# REQUEST
Do any lines in the data below contain "content"? If so, copy every one of them.

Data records
****************************************

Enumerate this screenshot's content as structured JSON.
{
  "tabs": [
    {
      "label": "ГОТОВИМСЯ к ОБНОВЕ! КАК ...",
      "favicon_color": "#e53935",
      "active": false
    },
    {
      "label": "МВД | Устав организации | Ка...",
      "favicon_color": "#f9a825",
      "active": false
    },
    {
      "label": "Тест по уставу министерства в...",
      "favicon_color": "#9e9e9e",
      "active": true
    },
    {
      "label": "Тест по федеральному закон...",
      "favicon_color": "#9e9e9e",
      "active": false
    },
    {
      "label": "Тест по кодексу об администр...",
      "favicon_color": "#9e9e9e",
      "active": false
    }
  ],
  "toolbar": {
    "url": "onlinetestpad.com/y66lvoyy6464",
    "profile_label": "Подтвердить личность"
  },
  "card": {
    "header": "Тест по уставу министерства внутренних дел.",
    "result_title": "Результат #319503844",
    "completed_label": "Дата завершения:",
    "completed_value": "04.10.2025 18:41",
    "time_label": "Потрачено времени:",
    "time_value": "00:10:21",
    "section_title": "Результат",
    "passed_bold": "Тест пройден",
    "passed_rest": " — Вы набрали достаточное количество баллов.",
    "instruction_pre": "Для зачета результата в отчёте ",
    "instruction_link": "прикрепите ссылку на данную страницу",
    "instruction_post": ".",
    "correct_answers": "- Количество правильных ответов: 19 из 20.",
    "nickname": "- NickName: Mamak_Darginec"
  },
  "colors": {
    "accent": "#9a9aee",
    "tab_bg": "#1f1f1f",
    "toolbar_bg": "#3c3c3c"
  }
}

****************************************

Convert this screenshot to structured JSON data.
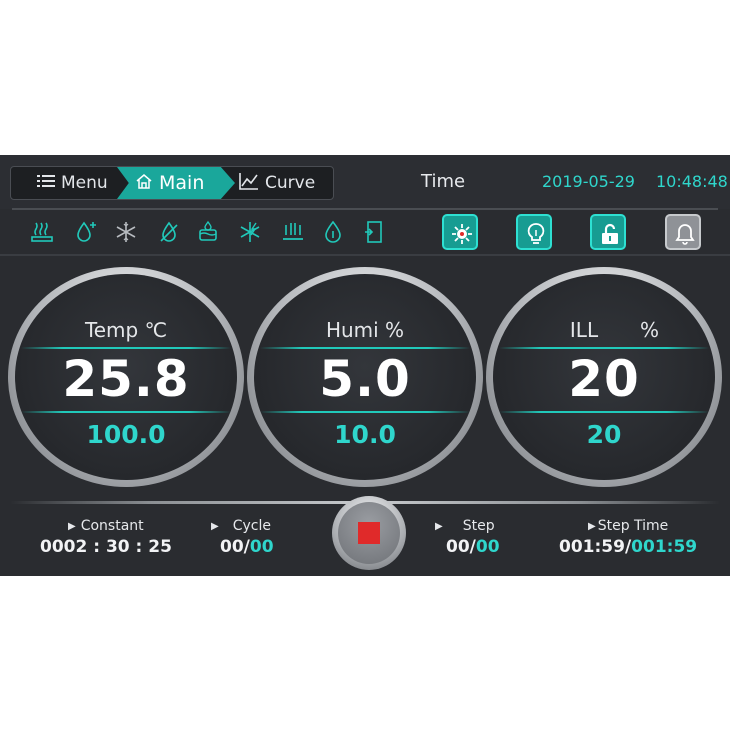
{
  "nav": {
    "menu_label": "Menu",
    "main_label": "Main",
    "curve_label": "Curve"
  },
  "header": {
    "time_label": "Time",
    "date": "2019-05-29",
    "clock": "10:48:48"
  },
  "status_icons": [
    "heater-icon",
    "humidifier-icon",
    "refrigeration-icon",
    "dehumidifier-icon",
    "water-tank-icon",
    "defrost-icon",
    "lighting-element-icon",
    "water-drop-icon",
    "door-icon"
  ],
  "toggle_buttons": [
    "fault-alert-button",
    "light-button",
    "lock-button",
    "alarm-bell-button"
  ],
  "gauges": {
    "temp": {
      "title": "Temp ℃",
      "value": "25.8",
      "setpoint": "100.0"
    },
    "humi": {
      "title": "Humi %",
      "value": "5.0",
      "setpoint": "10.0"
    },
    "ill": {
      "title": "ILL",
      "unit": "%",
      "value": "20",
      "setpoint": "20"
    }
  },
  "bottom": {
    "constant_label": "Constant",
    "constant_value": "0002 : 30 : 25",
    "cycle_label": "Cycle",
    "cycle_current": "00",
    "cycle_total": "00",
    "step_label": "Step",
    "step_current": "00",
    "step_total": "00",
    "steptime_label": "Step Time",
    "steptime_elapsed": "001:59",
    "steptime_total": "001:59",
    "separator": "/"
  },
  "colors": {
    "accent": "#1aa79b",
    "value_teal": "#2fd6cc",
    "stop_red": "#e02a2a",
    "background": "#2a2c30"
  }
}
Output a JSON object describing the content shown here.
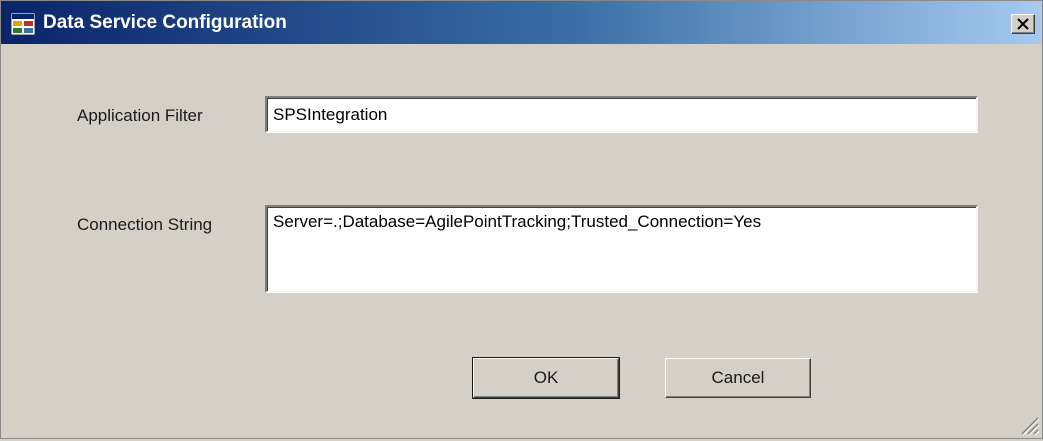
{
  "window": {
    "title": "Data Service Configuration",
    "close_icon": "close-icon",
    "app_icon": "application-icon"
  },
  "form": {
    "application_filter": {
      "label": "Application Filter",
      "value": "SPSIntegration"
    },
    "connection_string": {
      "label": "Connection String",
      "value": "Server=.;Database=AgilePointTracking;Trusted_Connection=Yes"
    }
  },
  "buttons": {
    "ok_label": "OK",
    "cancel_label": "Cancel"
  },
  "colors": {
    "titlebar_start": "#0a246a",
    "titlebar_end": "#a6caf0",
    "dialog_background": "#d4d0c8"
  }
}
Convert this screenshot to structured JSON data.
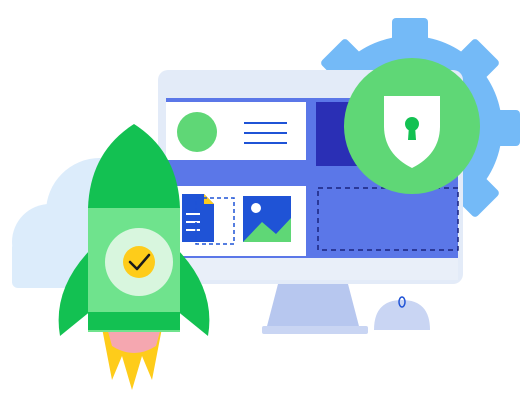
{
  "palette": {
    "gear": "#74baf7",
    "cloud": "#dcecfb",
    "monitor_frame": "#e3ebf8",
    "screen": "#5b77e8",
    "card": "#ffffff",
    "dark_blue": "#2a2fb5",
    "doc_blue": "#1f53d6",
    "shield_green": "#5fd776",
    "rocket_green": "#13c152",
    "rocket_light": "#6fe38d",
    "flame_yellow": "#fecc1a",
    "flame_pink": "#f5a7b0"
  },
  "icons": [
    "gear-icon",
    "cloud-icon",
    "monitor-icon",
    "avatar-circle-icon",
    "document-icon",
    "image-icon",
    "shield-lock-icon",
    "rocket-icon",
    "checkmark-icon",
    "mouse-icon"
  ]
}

****************************************

# OUTPUT
Enumerate this screenshot's content as structured JSON.
Output a JSON object describing the content shown here.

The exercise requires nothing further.